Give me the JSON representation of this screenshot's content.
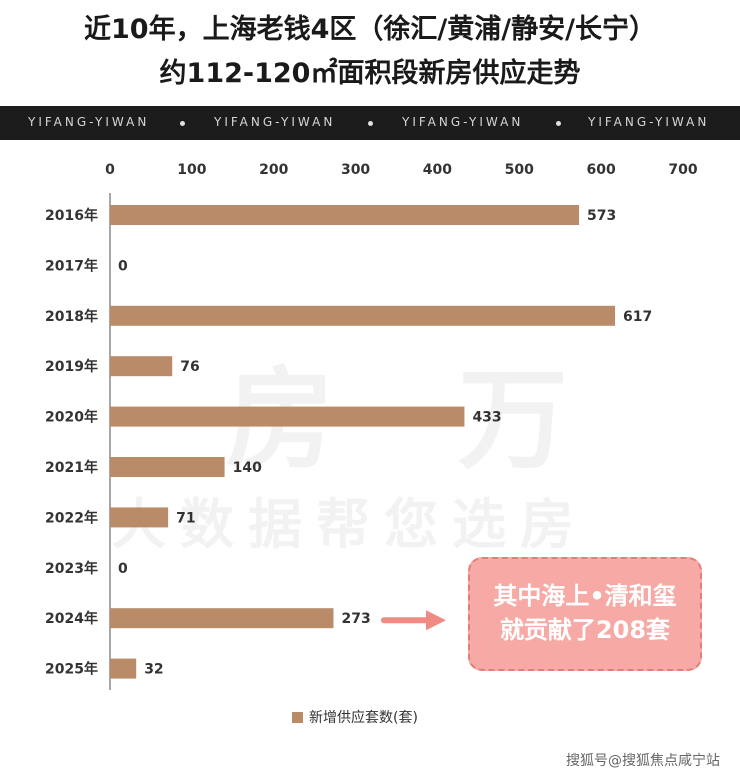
{
  "header": {
    "title_line1": "近10年，上海老钱4区（徐汇/黄浦/静安/长宁）",
    "title_line2": "约112-120㎡面积段新房供应走势"
  },
  "brand_bar": {
    "items": [
      "YIFANG-YIWAN",
      "YIFANG-YIWAN",
      "YIFANG-YIWAN",
      "YIFANG-YIWAN"
    ]
  },
  "watermark": {
    "line1": "一房一万",
    "line2": "大数据帮您选房"
  },
  "callout": {
    "line1": "其中海上•清和玺",
    "line2": "就贡献了208套"
  },
  "footer": {
    "text": "搜狐号@搜狐焦点咸宁站"
  },
  "colors": {
    "bar": "#b98b68",
    "callout_bg": "#f6a9a5",
    "arrow": "#f08a84",
    "brand_bar_bg": "#1c1c1c"
  },
  "chart_data": {
    "type": "bar",
    "orientation": "horizontal",
    "categories": [
      "2016年",
      "2017年",
      "2018年",
      "2019年",
      "2020年",
      "2021年",
      "2022年",
      "2023年",
      "2024年",
      "2025年"
    ],
    "series": [
      {
        "name": "新增供应套数(套)",
        "values": [
          573,
          0,
          617,
          76,
          433,
          140,
          71,
          0,
          273,
          32
        ]
      }
    ],
    "xlim": [
      0,
      700
    ],
    "x_ticks": [
      0,
      100,
      200,
      300,
      400,
      500,
      600,
      700
    ],
    "tick_axis_position": "top",
    "legend_position": "bottom-center",
    "grid": false
  }
}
——
Leave the images out, please, and restate each line word for word.

• **TASK ANSWER**
Give me the JSON representation of this screenshot's content.
{
  "header": {
    "title_line1": "近10年，上海老钱4区（徐汇/黄浦/静安/长宁）",
    "title_line2": "约112-120㎡面积段新房供应走势"
  },
  "brand_bar": {
    "items": [
      "YIFANG-YIWAN",
      "YIFANG-YIWAN",
      "YIFANG-YIWAN",
      "YIFANG-YIWAN"
    ]
  },
  "watermark": {
    "line1": "一房一万",
    "line2": "大数据帮您选房"
  },
  "callout": {
    "line1": "其中海上•清和玺",
    "line2": "就贡献了208套"
  },
  "footer": {
    "text": "搜狐号@搜狐焦点咸宁站"
  },
  "colors": {
    "bar": "#b98b68",
    "callout_bg": "#f6a9a5",
    "arrow": "#f08a84",
    "brand_bar_bg": "#1c1c1c"
  },
  "chart_data": {
    "type": "bar",
    "orientation": "horizontal",
    "categories": [
      "2016年",
      "2017年",
      "2018年",
      "2019年",
      "2020年",
      "2021年",
      "2022年",
      "2023年",
      "2024年",
      "2025年"
    ],
    "series": [
      {
        "name": "新增供应套数(套)",
        "values": [
          573,
          0,
          617,
          76,
          433,
          140,
          71,
          0,
          273,
          32
        ]
      }
    ],
    "xlim": [
      0,
      700
    ],
    "x_ticks": [
      0,
      100,
      200,
      300,
      400,
      500,
      600,
      700
    ],
    "tick_axis_position": "top",
    "legend_position": "bottom-center",
    "grid": false
  }
}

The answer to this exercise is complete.